Count lines, not occurrences: give the number of lines holding the word "Αρχική", and nothing besides.

### [Supplied records]
START
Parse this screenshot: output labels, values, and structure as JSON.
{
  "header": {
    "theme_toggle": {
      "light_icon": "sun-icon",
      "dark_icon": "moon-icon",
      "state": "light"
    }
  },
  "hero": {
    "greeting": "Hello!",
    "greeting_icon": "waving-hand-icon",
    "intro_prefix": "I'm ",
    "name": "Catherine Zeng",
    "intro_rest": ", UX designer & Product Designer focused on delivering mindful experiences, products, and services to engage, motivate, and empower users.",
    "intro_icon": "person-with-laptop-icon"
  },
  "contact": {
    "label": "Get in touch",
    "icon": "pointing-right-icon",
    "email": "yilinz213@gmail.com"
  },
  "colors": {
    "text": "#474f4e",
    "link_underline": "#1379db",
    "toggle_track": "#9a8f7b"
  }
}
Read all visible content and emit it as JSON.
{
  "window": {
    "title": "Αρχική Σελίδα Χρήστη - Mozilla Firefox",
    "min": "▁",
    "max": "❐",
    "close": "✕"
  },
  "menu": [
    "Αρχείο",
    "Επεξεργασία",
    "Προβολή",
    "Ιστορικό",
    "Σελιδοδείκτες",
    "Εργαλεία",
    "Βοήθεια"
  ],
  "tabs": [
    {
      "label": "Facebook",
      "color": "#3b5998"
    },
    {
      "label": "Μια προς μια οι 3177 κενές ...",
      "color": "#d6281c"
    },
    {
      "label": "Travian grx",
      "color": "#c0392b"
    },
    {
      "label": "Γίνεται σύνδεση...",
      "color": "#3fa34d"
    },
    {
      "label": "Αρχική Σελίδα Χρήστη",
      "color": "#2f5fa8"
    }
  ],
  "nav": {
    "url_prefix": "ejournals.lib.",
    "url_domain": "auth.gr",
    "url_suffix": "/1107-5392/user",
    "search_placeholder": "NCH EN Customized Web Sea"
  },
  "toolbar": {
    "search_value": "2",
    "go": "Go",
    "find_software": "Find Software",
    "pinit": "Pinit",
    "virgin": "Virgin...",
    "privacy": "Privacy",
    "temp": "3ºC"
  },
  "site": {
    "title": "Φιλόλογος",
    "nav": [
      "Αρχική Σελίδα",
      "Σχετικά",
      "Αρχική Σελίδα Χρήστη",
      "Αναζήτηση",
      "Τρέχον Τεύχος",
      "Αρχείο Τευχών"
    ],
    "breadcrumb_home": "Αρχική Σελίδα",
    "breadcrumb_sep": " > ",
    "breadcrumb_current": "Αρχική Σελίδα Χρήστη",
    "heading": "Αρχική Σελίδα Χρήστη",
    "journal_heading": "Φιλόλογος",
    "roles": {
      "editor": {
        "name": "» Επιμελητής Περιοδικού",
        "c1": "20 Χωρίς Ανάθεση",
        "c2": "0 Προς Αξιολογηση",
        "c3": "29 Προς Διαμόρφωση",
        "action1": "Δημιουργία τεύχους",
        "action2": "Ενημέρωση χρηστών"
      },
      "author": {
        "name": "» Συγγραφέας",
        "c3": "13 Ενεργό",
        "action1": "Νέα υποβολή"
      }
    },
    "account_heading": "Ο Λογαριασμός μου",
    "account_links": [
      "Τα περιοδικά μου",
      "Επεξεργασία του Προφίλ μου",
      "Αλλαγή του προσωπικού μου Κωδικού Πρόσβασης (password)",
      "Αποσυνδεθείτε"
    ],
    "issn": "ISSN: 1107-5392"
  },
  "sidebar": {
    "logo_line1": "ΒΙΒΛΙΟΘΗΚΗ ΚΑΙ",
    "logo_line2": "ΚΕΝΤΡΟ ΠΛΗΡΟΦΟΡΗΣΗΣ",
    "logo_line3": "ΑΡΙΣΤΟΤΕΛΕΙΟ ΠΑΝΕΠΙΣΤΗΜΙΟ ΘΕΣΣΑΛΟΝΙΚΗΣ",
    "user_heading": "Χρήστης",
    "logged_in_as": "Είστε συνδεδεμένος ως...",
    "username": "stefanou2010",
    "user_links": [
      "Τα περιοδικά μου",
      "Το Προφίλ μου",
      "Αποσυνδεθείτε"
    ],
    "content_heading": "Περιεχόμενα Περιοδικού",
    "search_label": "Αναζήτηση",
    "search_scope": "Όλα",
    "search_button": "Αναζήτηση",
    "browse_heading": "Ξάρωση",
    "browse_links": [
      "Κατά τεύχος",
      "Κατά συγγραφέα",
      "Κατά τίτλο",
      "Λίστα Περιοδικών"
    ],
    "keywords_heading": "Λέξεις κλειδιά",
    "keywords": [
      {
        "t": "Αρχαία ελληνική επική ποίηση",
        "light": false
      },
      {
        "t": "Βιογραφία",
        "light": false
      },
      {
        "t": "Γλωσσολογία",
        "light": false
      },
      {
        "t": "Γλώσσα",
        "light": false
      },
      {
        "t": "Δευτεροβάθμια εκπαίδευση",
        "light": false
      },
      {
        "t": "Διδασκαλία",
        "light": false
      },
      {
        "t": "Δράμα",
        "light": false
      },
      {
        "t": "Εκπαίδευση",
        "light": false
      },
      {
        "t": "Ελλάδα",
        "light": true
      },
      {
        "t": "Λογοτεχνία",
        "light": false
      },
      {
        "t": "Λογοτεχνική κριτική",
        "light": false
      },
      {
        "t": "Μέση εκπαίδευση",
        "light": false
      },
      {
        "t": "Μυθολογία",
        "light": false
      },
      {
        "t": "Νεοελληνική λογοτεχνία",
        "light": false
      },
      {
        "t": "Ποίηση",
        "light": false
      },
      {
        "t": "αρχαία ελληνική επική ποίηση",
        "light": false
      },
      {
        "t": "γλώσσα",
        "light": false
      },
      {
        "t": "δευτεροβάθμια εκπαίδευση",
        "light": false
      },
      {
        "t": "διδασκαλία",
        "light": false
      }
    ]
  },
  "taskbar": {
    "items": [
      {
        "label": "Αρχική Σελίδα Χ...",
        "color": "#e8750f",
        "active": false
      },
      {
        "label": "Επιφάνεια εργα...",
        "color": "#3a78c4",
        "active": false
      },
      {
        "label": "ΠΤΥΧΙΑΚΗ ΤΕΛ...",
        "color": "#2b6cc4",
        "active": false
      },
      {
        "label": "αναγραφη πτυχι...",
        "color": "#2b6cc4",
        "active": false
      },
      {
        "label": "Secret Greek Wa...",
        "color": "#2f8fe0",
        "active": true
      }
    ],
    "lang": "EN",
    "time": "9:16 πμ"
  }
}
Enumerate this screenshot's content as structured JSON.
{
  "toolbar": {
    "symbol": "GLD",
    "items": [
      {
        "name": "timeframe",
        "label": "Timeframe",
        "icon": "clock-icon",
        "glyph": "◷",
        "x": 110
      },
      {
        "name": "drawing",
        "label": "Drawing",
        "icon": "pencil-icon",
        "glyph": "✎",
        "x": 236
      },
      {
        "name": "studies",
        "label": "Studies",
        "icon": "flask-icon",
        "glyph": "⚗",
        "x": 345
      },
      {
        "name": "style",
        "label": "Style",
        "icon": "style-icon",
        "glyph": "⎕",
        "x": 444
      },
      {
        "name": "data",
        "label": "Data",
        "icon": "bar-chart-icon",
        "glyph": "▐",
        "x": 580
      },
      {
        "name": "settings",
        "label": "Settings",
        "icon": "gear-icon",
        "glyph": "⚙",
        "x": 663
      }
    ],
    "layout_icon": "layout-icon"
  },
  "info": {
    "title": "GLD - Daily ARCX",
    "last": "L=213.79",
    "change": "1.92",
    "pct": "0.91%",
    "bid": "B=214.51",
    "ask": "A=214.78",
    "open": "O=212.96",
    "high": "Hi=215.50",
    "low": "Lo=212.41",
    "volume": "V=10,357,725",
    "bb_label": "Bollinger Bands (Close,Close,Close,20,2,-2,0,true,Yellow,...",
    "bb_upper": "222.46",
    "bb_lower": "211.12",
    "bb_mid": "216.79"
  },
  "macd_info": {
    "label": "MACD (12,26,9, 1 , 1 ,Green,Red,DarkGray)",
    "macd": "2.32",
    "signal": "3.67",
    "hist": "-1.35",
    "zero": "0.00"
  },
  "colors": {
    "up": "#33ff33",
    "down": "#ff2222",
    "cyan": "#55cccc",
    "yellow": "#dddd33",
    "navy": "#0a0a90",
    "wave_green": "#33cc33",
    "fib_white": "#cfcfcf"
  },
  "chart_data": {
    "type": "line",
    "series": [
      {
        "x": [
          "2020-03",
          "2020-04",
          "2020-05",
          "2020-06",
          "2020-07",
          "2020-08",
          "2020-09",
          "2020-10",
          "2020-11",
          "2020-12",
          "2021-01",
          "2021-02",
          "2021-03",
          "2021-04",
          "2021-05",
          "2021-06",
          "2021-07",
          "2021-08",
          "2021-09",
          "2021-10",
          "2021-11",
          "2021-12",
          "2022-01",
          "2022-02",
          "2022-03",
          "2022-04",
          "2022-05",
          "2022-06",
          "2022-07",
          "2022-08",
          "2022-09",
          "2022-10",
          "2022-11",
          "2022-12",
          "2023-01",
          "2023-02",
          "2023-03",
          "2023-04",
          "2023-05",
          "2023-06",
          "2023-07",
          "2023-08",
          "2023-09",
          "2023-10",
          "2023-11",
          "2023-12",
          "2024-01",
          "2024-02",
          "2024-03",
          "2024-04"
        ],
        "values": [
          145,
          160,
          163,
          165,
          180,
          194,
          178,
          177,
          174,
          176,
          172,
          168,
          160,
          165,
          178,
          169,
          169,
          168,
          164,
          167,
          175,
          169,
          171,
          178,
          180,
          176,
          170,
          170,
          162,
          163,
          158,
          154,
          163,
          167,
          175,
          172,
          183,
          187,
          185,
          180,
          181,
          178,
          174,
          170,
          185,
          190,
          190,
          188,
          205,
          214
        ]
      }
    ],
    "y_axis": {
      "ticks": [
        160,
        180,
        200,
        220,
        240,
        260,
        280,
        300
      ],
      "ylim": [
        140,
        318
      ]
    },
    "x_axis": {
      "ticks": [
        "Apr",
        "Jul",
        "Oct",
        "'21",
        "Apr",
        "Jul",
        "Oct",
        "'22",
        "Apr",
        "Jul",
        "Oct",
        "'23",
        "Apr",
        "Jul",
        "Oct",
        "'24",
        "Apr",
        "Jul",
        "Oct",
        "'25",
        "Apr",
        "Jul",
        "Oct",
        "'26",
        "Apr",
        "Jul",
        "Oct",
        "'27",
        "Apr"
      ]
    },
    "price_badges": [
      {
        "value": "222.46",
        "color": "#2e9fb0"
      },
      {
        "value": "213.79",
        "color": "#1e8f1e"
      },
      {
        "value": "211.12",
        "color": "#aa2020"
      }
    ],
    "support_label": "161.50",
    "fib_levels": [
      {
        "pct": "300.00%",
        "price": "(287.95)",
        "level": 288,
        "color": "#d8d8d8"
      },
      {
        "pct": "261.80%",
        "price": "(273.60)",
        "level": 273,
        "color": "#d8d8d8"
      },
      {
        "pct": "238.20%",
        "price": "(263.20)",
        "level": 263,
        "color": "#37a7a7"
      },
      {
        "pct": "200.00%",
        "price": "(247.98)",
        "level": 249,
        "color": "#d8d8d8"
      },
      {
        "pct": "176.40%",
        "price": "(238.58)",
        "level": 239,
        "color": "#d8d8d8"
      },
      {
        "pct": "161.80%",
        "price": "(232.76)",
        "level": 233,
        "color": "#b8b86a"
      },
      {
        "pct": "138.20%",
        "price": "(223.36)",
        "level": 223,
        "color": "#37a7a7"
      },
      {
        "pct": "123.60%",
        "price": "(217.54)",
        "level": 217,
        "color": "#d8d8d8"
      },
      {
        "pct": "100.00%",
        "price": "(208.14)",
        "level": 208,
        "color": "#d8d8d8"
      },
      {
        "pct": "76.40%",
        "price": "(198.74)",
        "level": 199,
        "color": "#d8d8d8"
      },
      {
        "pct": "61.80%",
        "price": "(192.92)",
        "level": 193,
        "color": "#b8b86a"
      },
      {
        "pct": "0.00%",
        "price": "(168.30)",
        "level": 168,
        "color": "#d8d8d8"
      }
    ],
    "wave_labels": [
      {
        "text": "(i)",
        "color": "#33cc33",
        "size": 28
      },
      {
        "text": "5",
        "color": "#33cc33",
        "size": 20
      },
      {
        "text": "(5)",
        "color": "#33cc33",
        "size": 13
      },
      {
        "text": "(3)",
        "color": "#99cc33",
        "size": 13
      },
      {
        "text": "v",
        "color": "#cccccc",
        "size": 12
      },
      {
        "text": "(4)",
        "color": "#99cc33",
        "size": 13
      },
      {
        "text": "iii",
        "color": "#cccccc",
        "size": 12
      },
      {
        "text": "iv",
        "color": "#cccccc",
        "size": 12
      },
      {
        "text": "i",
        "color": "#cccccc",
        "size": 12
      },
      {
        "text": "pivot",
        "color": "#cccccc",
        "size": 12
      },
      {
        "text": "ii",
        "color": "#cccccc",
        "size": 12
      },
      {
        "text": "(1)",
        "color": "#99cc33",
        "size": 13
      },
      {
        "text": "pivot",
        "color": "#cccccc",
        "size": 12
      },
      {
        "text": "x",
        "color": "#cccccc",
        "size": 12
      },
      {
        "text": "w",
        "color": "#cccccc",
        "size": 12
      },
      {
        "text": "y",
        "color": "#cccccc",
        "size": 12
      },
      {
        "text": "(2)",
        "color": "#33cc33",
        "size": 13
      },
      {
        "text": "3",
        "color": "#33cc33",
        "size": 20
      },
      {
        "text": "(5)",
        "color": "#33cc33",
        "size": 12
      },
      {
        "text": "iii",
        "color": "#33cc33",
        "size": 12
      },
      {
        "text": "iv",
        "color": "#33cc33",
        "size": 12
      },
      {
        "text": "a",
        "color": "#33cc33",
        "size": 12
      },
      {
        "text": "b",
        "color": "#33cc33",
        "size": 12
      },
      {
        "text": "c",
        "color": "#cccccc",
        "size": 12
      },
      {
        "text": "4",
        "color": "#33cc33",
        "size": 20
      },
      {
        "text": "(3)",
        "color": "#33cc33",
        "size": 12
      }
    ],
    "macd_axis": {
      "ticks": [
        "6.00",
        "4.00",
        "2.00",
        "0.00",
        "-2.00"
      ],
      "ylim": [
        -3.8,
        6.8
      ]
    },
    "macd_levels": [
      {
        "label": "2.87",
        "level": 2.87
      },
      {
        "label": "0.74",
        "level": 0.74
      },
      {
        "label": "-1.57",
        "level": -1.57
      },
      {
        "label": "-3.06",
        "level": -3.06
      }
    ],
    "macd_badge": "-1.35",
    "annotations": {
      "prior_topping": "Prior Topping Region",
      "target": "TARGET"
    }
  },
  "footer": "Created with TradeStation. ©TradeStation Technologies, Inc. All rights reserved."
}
END
### [Correct result]
8